— START OF RECORD EXCERPTS —
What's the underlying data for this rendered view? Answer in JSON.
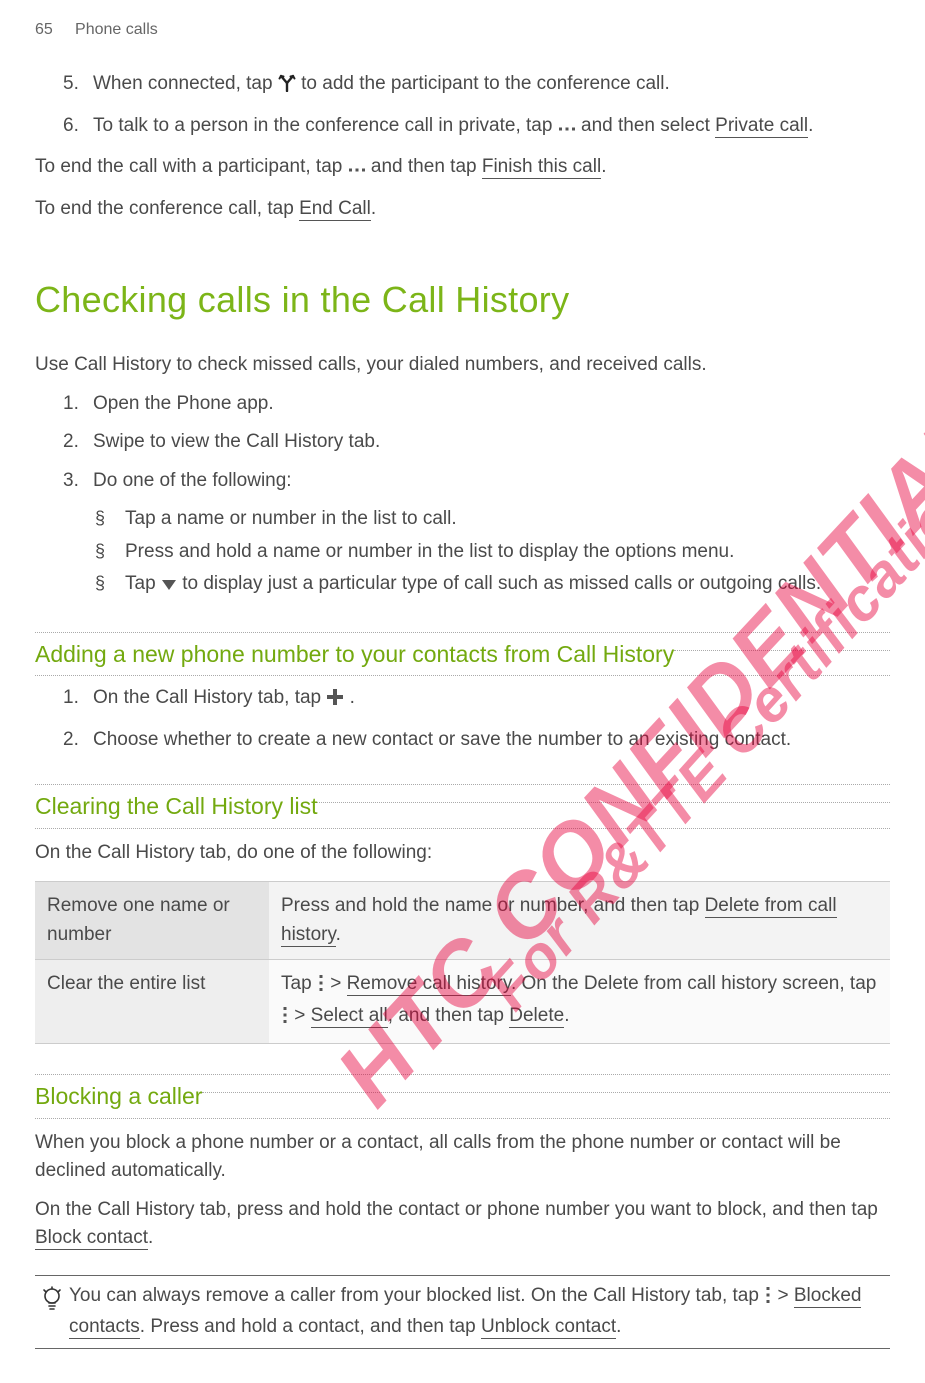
{
  "header": {
    "page_num": "65",
    "section": "Phone calls"
  },
  "steps_a": {
    "s5": {
      "num": "5.",
      "pre": "When connected, tap ",
      "post": " to add the participant to the conference call."
    },
    "s6": {
      "num": "6.",
      "pre": "To talk to a person in the conference call in private, tap ",
      "mid": " and then select ",
      "link": "Private call",
      "post": "."
    }
  },
  "end_para1": {
    "pre": "To end the call with a participant, tap ",
    "mid": " and then tap ",
    "link": "Finish this call",
    "post": "."
  },
  "end_para2": {
    "pre": "To end the conference call, tap ",
    "link": "End Call",
    "post": "."
  },
  "h1": "Checking calls in the Call History",
  "intro2": "Use Call History to check missed calls, your dialed numbers, and received calls.",
  "steps_b": {
    "s1": {
      "num": "1.",
      "text": "Open the Phone app."
    },
    "s2": {
      "num": "2.",
      "text": "Swipe to view the Call History tab."
    },
    "s3": {
      "num": "3.",
      "text": "Do one of the following:"
    }
  },
  "bullets": {
    "b1": "Tap a name or number in the list to call.",
    "b2": "Press and hold a name or number in the list to display the options menu.",
    "b3": {
      "pre": "Tap ",
      "post": " to display just a particular type of call such as missed calls or outgoing calls."
    }
  },
  "sub1": {
    "title": "Adding a new phone number to your contacts from Call History",
    "s1": {
      "num": "1.",
      "pre": "On the Call History tab, tap ",
      "post": "."
    },
    "s2": {
      "num": "2.",
      "text": "Choose whether to create a new contact or save the number to an existing contact."
    }
  },
  "sub2": {
    "title": "Clearing the Call History list",
    "intro": "On the Call History tab, do one of the following:",
    "row1": {
      "left": "Remove one name or number",
      "right_pre": "Press and hold the name or number, and then tap ",
      "right_link": "Delete from call history",
      "right_post": "."
    },
    "row2": {
      "left": "Clear the entire list",
      "r_pre": "Tap ",
      "r_gt1": " > ",
      "r_link1": "Remove call history",
      "r_mid": ". On the Delete from call history screen, tap ",
      "r_gt2": " > ",
      "r_link2": "Select all",
      "r_mid2": ", and then tap ",
      "r_link3": "Delete",
      "r_post": "."
    }
  },
  "sub3": {
    "title": "Blocking a caller",
    "p1": "When you block a phone number or a contact, all calls from the phone number or contact will be declined automatically.",
    "p2": {
      "pre": "On the Call History tab, press and hold the contact or phone number you want to block, and then tap ",
      "link": "Block contact",
      "post": "."
    }
  },
  "tip": {
    "pre": "You can always remove a caller from your blocked list. On the Call History tab, tap ",
    "gt": " > ",
    "link1": "Blocked contacts",
    "mid": ". Press and hold a contact, and then tap ",
    "link2": "Unblock contact",
    "post": "."
  },
  "watermarks": {
    "w1": "HTC CONFIDENTIAL",
    "w2": "For R&TTE Certification only"
  },
  "chart_data": null
}
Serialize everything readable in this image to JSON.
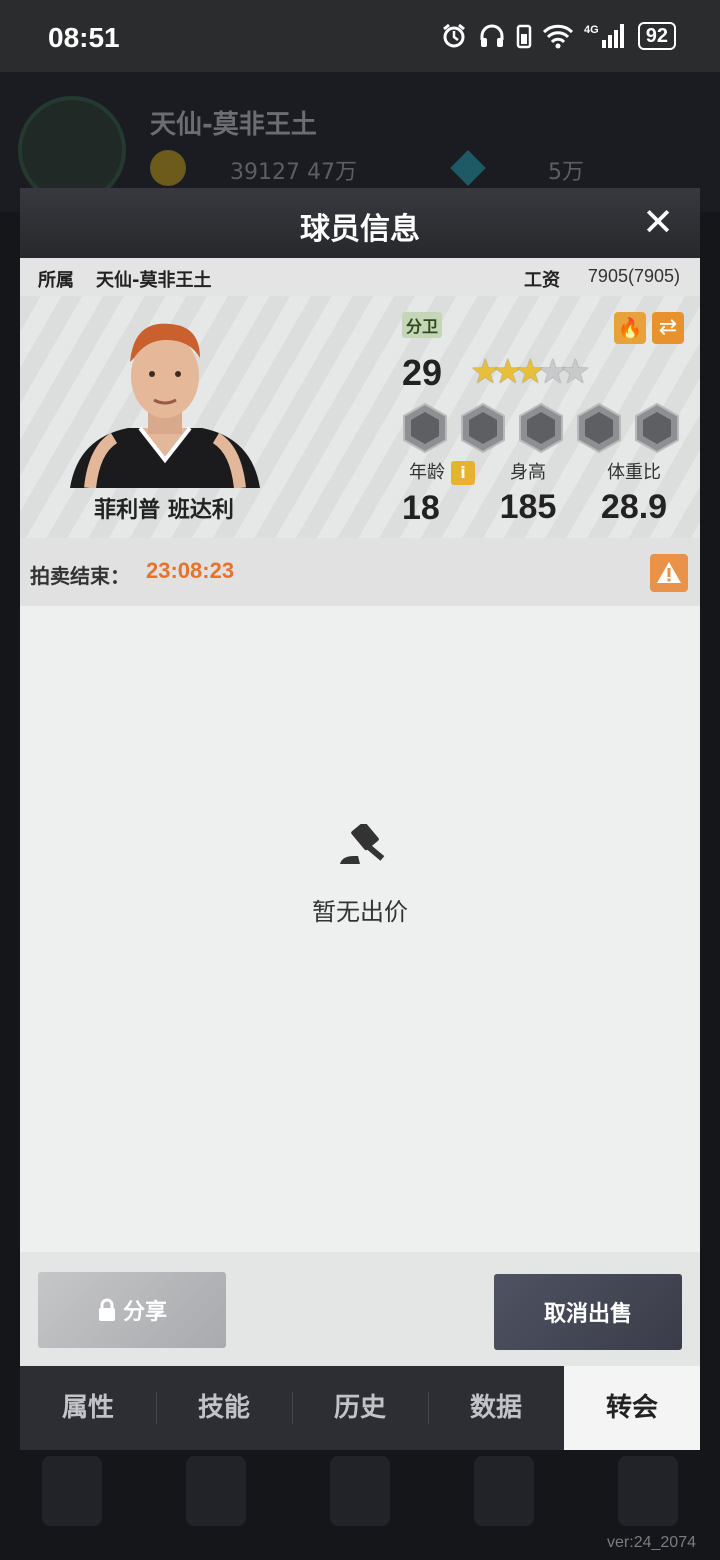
— END OF RECORD EXCERPTS —
(GIVEN REQUEST) Every entry above should be duplicated exactly. Do not include the images.

(SOLUTION)
What's the underlying data for this rendered view? Answer in JSON.
{
  "header": {
    "page_num": "65",
    "section": "Phone calls"
  },
  "steps_a": {
    "s5": {
      "num": "5.",
      "pre": "When connected, tap ",
      "post": " to add the participant to the conference call."
    },
    "s6": {
      "num": "6.",
      "pre": "To talk to a person in the conference call in private, tap ",
      "mid": " and then select ",
      "link": "Private call",
      "post": "."
    }
  },
  "end_para1": {
    "pre": "To end the call with a participant, tap ",
    "mid": " and then tap ",
    "link": "Finish this call",
    "post": "."
  },
  "end_para2": {
    "pre": "To end the conference call, tap ",
    "link": "End Call",
    "post": "."
  },
  "h1": "Checking calls in the Call History",
  "intro2": "Use Call History to check missed calls, your dialed numbers, and received calls.",
  "steps_b": {
    "s1": {
      "num": "1.",
      "text": "Open the Phone app."
    },
    "s2": {
      "num": "2.",
      "text": "Swipe to view the Call History tab."
    },
    "s3": {
      "num": "3.",
      "text": "Do one of the following:"
    }
  },
  "bullets": {
    "b1": "Tap a name or number in the list to call.",
    "b2": "Press and hold a name or number in the list to display the options menu.",
    "b3": {
      "pre": "Tap ",
      "post": " to display just a particular type of call such as missed calls or outgoing calls."
    }
  },
  "sub1": {
    "title": "Adding a new phone number to your contacts from Call History",
    "s1": {
      "num": "1.",
      "pre": "On the Call History tab, tap ",
      "post": "."
    },
    "s2": {
      "num": "2.",
      "text": "Choose whether to create a new contact or save the number to an existing contact."
    }
  },
  "sub2": {
    "title": "Clearing the Call History list",
    "intro": "On the Call History tab, do one of the following:",
    "row1": {
      "left": "Remove one name or number",
      "right_pre": "Press and hold the name or number, and then tap ",
      "right_link": "Delete from call history",
      "right_post": "."
    },
    "row2": {
      "left": "Clear the entire list",
      "r_pre": "Tap ",
      "r_gt1": " > ",
      "r_link1": "Remove call history",
      "r_mid": ". On the Delete from call history screen, tap ",
      "r_gt2": " > ",
      "r_link2": "Select all",
      "r_mid2": ", and then tap ",
      "r_link3": "Delete",
      "r_post": "."
    }
  },
  "sub3": {
    "title": "Blocking a caller",
    "p1": "When you block a phone number or a contact, all calls from the phone number or contact will be declined automatically.",
    "p2": {
      "pre": "On the Call History tab, press and hold the contact or phone number you want to block, and then tap ",
      "link": "Block contact",
      "post": "."
    }
  },
  "tip": {
    "pre": "You can always remove a caller from your blocked list. On the Call History tab, tap ",
    "gt": " > ",
    "link1": "Blocked contacts",
    "mid": ". Press and hold a contact, and then tap ",
    "link2": "Unblock contact",
    "post": "."
  },
  "watermarks": {
    "w1": "HTC CONFIDENTIAL",
    "w2": "For R&TTE Certification only"
  },
  "chart_data": null
}
Serialize everything readable in this image to JSON.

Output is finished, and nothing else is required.